[Short problem]
Determine how many lines contain the string "учета". Respond with that number and nothing more.
*** Given records ***
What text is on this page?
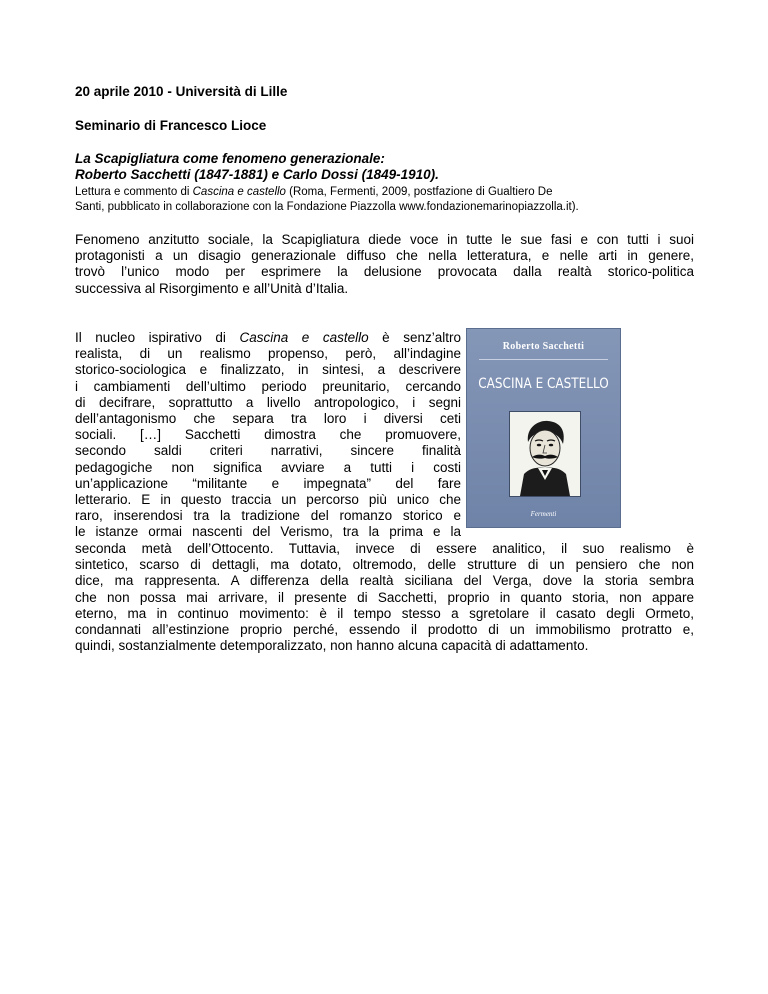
20 aprile 2010 - Università di Lille
Seminario di Francesco Lioce
La Scapigliatura come fenomeno generazionale:
Roberto Sacchetti (1847-1881) e Carlo Dossi (1849-1910).
Lettura e commento di Cascina e castello (Roma, Fermenti, 2009, postfazione di Gualtiero De
Santi, pubblicato in collaborazione con la Fondazione Piazzolla www.fondazionemarinopiazzolla.it).
Fenomeno anzitutto sociale, la Scapigliatura diede voce in tutte le sue fasi e con tutti i suoi
protagonisti a un disagio generazionale diffuso che nella letteratura, e nelle arti in genere,
trovò l’unico modo per esprimere la delusione provocata dalla realtà storico-politica
successiva al Risorgimento e all’Unità d’Italia.
Il nucleo ispirativo di Cascina e castello è senz’altro
realista, di un realismo propenso, però, all’indagine
storico-sociologica e finalizzato, in sintesi, a descrivere
i cambiamenti dell’ultimo periodo preunitario, cercando
di decifrare, soprattutto a livello antropologico, i segni
dell’antagonismo che separa tra loro i diversi ceti
sociali. […] Sacchetti dimostra che promuovere,
secondo saldi criteri narrativi, sincere finalità
pedagogiche non significa avviare a tutti i costi
un’applicazione “militante e impegnata” del fare
letterario. E in questo traccia un percorso più unico che
raro, inserendosi tra la tradizione del romanzo storico e
le istanze ormai nascenti del Verismo, tra la prima e la
seconda metà dell’Ottocento. Tuttavia, invece di essere analitico, il suo realismo è
sintetico, scarso di dettagli, ma dotato, oltremodo, delle strutture di un pensiero che non
dice, ma rappresenta. A differenza della realtà siciliana del Verga, dove la storia sembra
che non possa mai arrivare, il presente di Sacchetti, proprio in quanto storia, non appare
eterno, ma in continuo movimento: è il tempo stesso a sgretolare il casato degli Ormeto,
condannati all’estinzione proprio perché, essendo il prodotto di un immobilismo protratto e,
quindi, sostanzialmente detemporalizzato, non hanno alcuna capacità di adattamento.
Roberto Sacchetti
CASCINA E CASTELLO
Fermenti
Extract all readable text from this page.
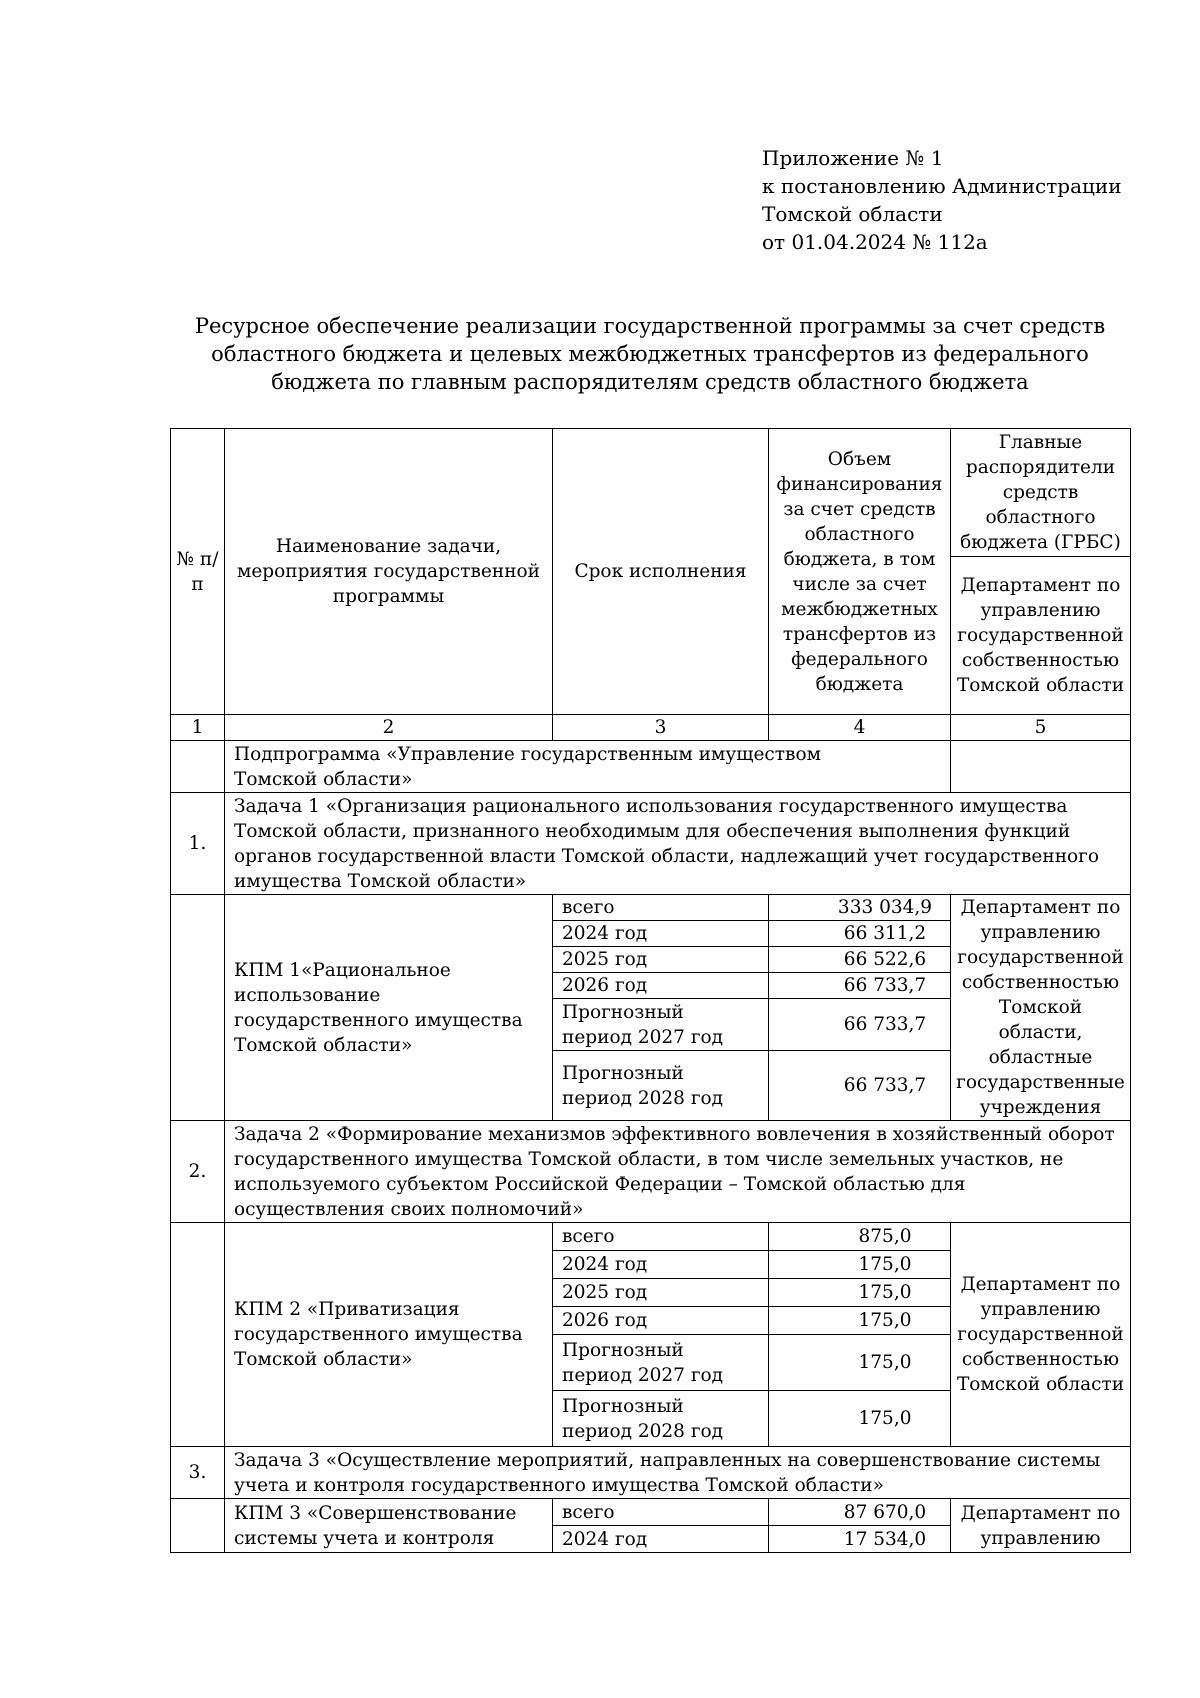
Приложение № 1
к постановлению Администрации
Томской области
от 01.04.2024 № 112а
Ресурсное обеспечение реализации государственной программы за счет средств
областного бюджета и целевых межбюджетных трансфертов из федерального
бюджета по главным распорядителям средств областного бюджета
№ п/п	Наименование задачи, мероприятия государственной программы	Срок исполнения	Объем финансирования за счет средств областного бюджета, в том числе за счет межбюджетных трансфертов из федерального бюджета	Главные распорядители средств областного бюджета (ГРБС)
				Департамент по управлению государственной собственностью Томской области
1	2	3	4	5
	Подпрограмма «Управление государственным имуществом Томской области»			
1.	Задача 1 «Организация рационального использования государственного имущества Томской области, признанного необходимым для обеспечения выполнения функций органов государственной власти Томской области, надлежащий учет государственного имущества Томской области»			
	КПМ 1«Рациональное использование государственного имущества Томской области»	всего	333 034,9	Департамент по управлению государственной собственностью Томской области, областные государственные учреждения
		2024 год	66 311,2	
		2025 год	66 522,6	
		2026 год	66 733,7	
		Прогнозный период 2027 год	66 733,7	
		Прогнозный период 2028 год	66 733,7	
2.	Задача 2 «Формирование механизмов эффективного вовлечения в хозяйственный оборот государственного имущества Томской области, в том числе земельных участков, не используемого субъектом Российской Федерации – Томской областью для осуществления своих полномочий»			
	КПМ 2 «Приватизация государственного имущества Томской области»	всего	875,0	Департамент по управлению государственной собственностью Томской области
		2024 год	175,0	
		2025 год	175,0	
		2026 год	175,0	
		Прогнозный период 2027 год	175,0	
		Прогнозный период 2028 год	175,0	
3.	Задача 3 «Осуществление мероприятий, направленных на совершенствование системы учета и контроля государственного имущества Томской области»			
	КПМ 3 «Совершенствование системы учета и контроля	всего	87 670,0	Департамент по управлению
		2024 год	17 534,0	
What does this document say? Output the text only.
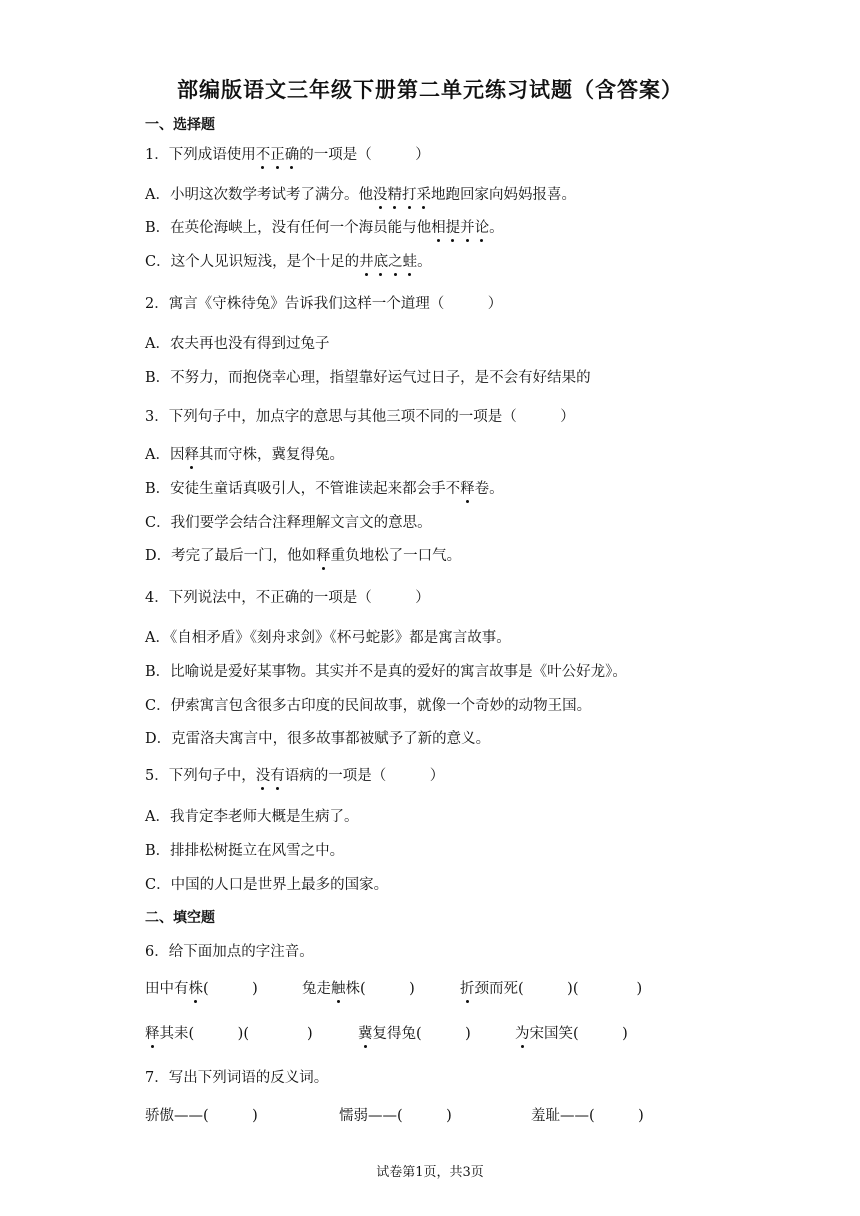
部编版语文三年级下册第二单元练习试题（含答案）
一、选择题
1．下列成语使用不正确的一项是（　　　）
A．小明这次数学考试考了满分。他没精打采地跑回家向妈妈报喜。
B．在英伦海峡上，没有任何一个海员能与他相提并论。
C．这个人见识短浅，是个十足的井底之蛙。
2．寓言《守株待兔》告诉我们这样一个道理（　　　）
A．农夫再也没有得到过兔子
B．不努力，而抱侥幸心理，指望靠好运气过日子，是不会有好结果的
3．下列句子中，加点字的意思与其他三项不同的一项是（　　　）
A．因释其而守株，冀复得兔。
B．安徒生童话真吸引人，不管谁读起来都会手不释卷。
C．我们要学会结合注释理解文言文的意思。
D．考完了最后一门，他如释重负地松了一口气。
4．下列说法中，不正确的一项是（　　　）
A．《自相矛盾》《刻舟求剑》《杯弓蛇影》都是寓言故事。
B．比喻说是爱好某事物。其实并不是真的爱好的寓言故事是《叶公好龙》。
C．伊索寓言包含很多古印度的民间故事，就像一个奇妙的动物王国。
D．克雷洛夫寓言中，很多故事都被赋予了新的意义。
5．下列句子中，没有语病的一项是（　　　）
A．我肯定李老师大概是生病了。
B．排排松树挺立在风雪之中。
C．中国的人口是世界上最多的国家。
二、填空题
6．给下面加点的字注音。
田中有株(　　　)	兔走触株(　　　)	折颈而死(　　　)(　　　　)
释其耒(　　　)(　　　　)	冀复得兔(　　　)	为宋国笑(　　　)
7．写出下列词语的反义词。
骄傲——(　　　)	懦弱——(　　　)	羞耻——(　　　)
试卷第1页，共3页
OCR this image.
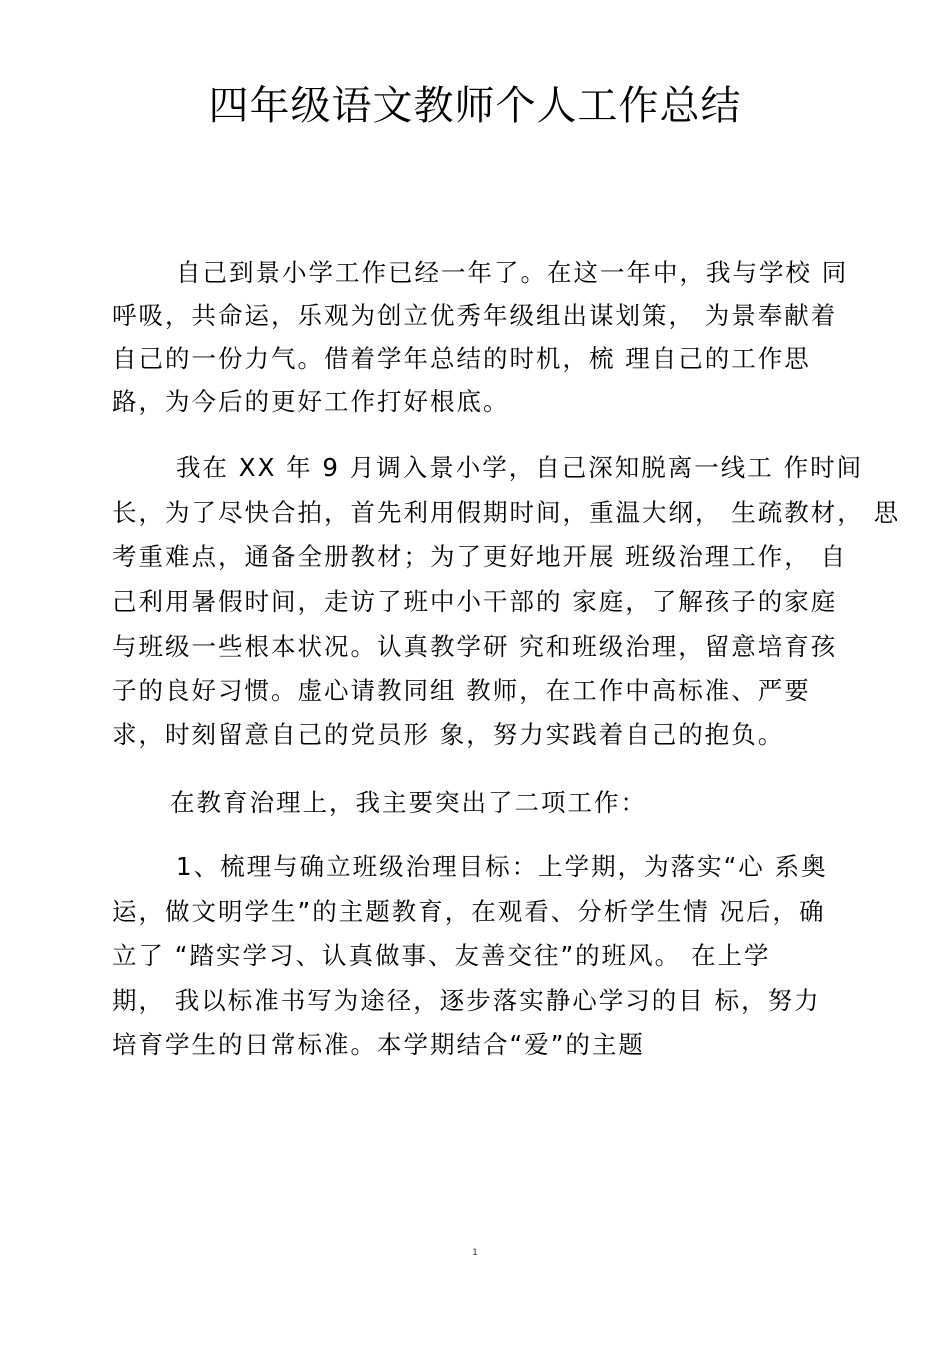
四年级语文教师个人工作总结
自己到景小学工作已经一年了。在这一年中，我与学校 同
呼吸，共命运，乐观为创立优秀年级组出谋划策， 为景奉献着
自己的一份力气。借着学年总结的时机，梳 理自己的工作思
路，为今后的更好工作打好根底。
我在 XX 年 9 月调入景小学，自己深知脱离一线工 作时间
长，为了尽快合拍，首先利用假期时间，重温大纲， 生疏教材， 思
考重难点，通备全册教材；为了更好地开展 班级治理工作， 自
己利用暑假时间，走访了班中小干部的 家庭，了解孩子的家庭
与班级一些根本状况。认真教学研 究和班级治理，留意培育孩
子的良好习惯。虚心请教同组 教师，在工作中高标准、严要
求，时刻留意自己的党员形 象，努力实践着自己的抱负。
在教育治理上，我主要突出了二项工作：
1、梳理与确立班级治理目标：上学期，为落实“心 系奥
运，做文明学生”的主题教育，在观看、分析学生情 况后，确
立了 “踏实学习、认真做事、友善交往”的班风。 在上学
期， 我以标准书写为途径，逐步落实静心学习的目 标，努力
培育学生的日常标准。本学期结合“爱”的主题
1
***
[Problem solution]
2